Tarefas –
**A)** Segundo o excerto, em que cidade mora Rafael Félix?
**B)** Liste os grandes nomes do século XX que, segundo o excerto, são tema das retrospectivas do Espaço Nimas.

Excerto –
:::

09/09/2020

E aí, querido cinéfilo?! - Entrevista #88 - Rafael Félix


O que seria de nós sonhadores sem o cinema? A sétima arte tem poderes mais potentes do que qualquer superman, nos teletransporta para emoções, situações, onde conseguimos lapidar nossa maneira de enxergar o mundo através da ótica exposta de pessoas diferentes. Por isso, para qualquer um que ama cinema, conversar sobre curiosidades, gostos e situações engraçadas/inusitadas são sempre uma delícia, conhecer amigos cinéfilos através da grande rede (principalmente) faz o mundo ter mais sentido e a constatação de que não estamos sozinhos quando pensamos nesse grande amor que temos pelo cinema.

Nosso convidado de hoje é crítico de cinema há cerca de 5 anos, residente no site Cambada de Críticos desde 2018, Rafael Félix, 24 anos, mora na bela Lisboa, em Portugal. Também é, co-criador dos espaço Please Rewind, no Youtube, e do podcast Barulho de Fundo, espaços inteiramente dedicados à sétima arte. Para conhecer um pouco mais sobre esse querido cinéfilo português fomos conversar com o Rafa para esse especial.

 

1) Na sua cidade, qual sua sala de cinema preferida em relação a programação? Detalhe o porquê da escolha.

O “Espaço Nimas” no centro de Lisboa é facilmente o “go to” para qualquer cinéfilo da capital portuguesa. Uma das poucas salas que sobreviveu à gentrificação da cidade, o Nimas é uma sala que valoriza o cinema do passado e o cinema contemporâneo, com constantes retrospectivas sobre os grandes nomes do século XX como Bergman, Fellini ou Kurosawa, mas nunca esquecendo que a sétima arte está viva e de boa saúde, dando espaço a filmes que secalhar não conseguem encontrar tanto espaço nas salas comerciais como Portrait of a Lady on Fire ou Parasite.

 

2) Qual o primeiro filme que você lembra de ter visto e pensado: cinema é um lugar diferente.

:::

Registros extraídos –
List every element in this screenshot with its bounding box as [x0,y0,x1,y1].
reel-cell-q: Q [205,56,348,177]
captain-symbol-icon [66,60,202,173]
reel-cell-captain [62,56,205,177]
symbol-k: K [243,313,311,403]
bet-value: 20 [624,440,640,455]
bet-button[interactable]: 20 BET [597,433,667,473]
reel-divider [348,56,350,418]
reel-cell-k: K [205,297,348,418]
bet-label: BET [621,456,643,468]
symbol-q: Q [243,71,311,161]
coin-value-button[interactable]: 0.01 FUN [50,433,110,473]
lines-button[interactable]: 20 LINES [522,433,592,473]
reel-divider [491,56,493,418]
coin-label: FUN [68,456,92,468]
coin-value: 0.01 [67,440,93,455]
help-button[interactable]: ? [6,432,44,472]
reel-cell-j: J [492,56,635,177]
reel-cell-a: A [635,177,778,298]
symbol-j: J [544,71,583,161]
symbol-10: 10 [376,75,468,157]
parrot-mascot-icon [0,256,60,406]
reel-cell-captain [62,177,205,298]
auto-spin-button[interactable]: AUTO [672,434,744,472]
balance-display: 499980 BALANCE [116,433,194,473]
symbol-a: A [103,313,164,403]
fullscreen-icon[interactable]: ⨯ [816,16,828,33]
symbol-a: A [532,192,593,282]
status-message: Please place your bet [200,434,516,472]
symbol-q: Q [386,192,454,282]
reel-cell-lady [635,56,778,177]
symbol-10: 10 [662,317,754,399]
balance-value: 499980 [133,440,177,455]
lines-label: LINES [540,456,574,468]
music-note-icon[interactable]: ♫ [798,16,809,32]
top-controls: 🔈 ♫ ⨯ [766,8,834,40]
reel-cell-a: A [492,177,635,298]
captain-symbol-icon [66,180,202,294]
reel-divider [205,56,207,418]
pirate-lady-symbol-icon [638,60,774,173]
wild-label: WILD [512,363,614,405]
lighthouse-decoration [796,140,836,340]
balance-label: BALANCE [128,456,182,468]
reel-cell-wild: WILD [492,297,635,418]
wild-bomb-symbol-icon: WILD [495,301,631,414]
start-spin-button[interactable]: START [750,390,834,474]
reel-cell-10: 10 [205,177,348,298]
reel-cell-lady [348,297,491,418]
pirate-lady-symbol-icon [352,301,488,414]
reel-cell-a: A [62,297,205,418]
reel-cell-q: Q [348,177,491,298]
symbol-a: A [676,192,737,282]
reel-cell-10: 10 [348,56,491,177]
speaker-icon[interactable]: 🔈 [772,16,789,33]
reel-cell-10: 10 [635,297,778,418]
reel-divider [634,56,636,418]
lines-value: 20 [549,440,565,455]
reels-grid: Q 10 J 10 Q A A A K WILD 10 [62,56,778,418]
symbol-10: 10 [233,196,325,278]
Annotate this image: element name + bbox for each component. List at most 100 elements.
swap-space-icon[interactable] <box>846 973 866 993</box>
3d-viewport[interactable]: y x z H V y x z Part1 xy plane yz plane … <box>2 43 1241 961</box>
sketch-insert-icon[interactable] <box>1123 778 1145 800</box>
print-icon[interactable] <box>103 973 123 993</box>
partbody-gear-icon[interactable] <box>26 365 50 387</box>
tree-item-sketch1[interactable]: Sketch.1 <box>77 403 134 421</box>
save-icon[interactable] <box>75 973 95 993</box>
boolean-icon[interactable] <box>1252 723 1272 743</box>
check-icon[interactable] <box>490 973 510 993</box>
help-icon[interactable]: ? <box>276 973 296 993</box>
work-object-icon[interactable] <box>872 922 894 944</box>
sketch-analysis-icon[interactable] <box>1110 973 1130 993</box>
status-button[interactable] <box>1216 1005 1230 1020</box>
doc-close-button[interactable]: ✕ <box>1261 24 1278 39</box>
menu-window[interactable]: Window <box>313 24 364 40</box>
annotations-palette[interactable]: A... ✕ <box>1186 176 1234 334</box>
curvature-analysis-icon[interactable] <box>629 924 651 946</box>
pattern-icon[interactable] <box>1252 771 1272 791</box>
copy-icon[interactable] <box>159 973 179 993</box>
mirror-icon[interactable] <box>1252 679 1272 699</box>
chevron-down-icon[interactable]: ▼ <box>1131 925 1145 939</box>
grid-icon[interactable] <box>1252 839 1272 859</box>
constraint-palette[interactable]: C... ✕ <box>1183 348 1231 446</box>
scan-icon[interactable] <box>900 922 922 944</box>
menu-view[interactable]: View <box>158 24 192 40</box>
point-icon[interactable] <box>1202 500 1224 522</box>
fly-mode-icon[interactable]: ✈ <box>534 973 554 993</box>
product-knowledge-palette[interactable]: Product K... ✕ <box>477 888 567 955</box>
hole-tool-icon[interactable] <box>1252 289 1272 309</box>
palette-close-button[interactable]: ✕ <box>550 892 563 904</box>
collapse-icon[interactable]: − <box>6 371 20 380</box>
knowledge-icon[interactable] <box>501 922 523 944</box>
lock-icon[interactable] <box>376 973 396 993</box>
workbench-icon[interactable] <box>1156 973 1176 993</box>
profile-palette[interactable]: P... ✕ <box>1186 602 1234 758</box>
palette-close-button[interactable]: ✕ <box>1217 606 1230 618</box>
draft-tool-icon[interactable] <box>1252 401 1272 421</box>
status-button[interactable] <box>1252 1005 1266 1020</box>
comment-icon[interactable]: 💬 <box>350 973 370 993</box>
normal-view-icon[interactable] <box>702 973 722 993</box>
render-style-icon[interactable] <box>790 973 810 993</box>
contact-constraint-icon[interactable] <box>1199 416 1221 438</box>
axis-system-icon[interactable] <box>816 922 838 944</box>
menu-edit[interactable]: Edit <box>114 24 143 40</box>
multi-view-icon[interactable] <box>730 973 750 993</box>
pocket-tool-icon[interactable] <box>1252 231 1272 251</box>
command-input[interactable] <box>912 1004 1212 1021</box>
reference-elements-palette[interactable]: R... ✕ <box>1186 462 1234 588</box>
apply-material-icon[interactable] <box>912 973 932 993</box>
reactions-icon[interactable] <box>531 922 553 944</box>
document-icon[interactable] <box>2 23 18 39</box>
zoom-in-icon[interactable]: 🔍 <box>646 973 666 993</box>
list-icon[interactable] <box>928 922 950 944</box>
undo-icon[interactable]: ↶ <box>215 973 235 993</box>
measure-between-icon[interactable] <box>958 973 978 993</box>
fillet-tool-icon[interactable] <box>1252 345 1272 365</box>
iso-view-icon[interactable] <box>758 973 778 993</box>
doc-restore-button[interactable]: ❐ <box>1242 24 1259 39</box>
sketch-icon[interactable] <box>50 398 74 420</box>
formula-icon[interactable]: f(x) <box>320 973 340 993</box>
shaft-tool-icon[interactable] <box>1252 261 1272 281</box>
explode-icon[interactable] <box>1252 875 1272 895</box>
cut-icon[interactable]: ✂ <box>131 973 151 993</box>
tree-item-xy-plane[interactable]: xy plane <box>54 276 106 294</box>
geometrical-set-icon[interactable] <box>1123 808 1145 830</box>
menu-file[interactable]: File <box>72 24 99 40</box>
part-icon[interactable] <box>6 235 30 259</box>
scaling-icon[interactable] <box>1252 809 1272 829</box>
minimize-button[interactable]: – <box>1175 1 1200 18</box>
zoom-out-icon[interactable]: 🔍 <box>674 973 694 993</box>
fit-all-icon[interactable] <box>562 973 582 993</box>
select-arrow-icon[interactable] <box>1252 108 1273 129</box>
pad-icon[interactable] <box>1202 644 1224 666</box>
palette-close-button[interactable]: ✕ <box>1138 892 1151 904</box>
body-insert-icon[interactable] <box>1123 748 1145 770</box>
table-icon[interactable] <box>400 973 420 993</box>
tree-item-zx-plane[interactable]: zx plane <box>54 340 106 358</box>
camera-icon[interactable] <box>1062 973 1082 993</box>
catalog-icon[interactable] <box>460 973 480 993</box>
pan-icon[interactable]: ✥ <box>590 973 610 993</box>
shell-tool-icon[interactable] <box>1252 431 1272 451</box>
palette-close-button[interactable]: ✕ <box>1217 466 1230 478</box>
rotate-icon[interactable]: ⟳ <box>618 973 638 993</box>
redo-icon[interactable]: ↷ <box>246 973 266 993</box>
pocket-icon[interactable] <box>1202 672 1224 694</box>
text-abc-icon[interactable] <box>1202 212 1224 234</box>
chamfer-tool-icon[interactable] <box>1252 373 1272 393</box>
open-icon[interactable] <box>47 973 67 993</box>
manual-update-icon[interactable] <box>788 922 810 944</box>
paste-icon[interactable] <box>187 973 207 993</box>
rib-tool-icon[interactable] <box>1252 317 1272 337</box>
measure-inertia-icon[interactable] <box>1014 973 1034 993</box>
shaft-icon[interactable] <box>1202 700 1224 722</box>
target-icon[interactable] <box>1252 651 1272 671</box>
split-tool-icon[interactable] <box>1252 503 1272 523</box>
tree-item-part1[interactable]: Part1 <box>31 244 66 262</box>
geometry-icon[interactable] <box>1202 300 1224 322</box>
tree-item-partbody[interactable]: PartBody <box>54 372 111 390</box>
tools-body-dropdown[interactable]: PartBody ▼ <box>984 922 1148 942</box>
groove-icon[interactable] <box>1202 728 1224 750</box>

:::

Resoluções completas –
**A)** Em Lisboa, Portugal.

**B)** Bergman, Fellini e Kurosawa.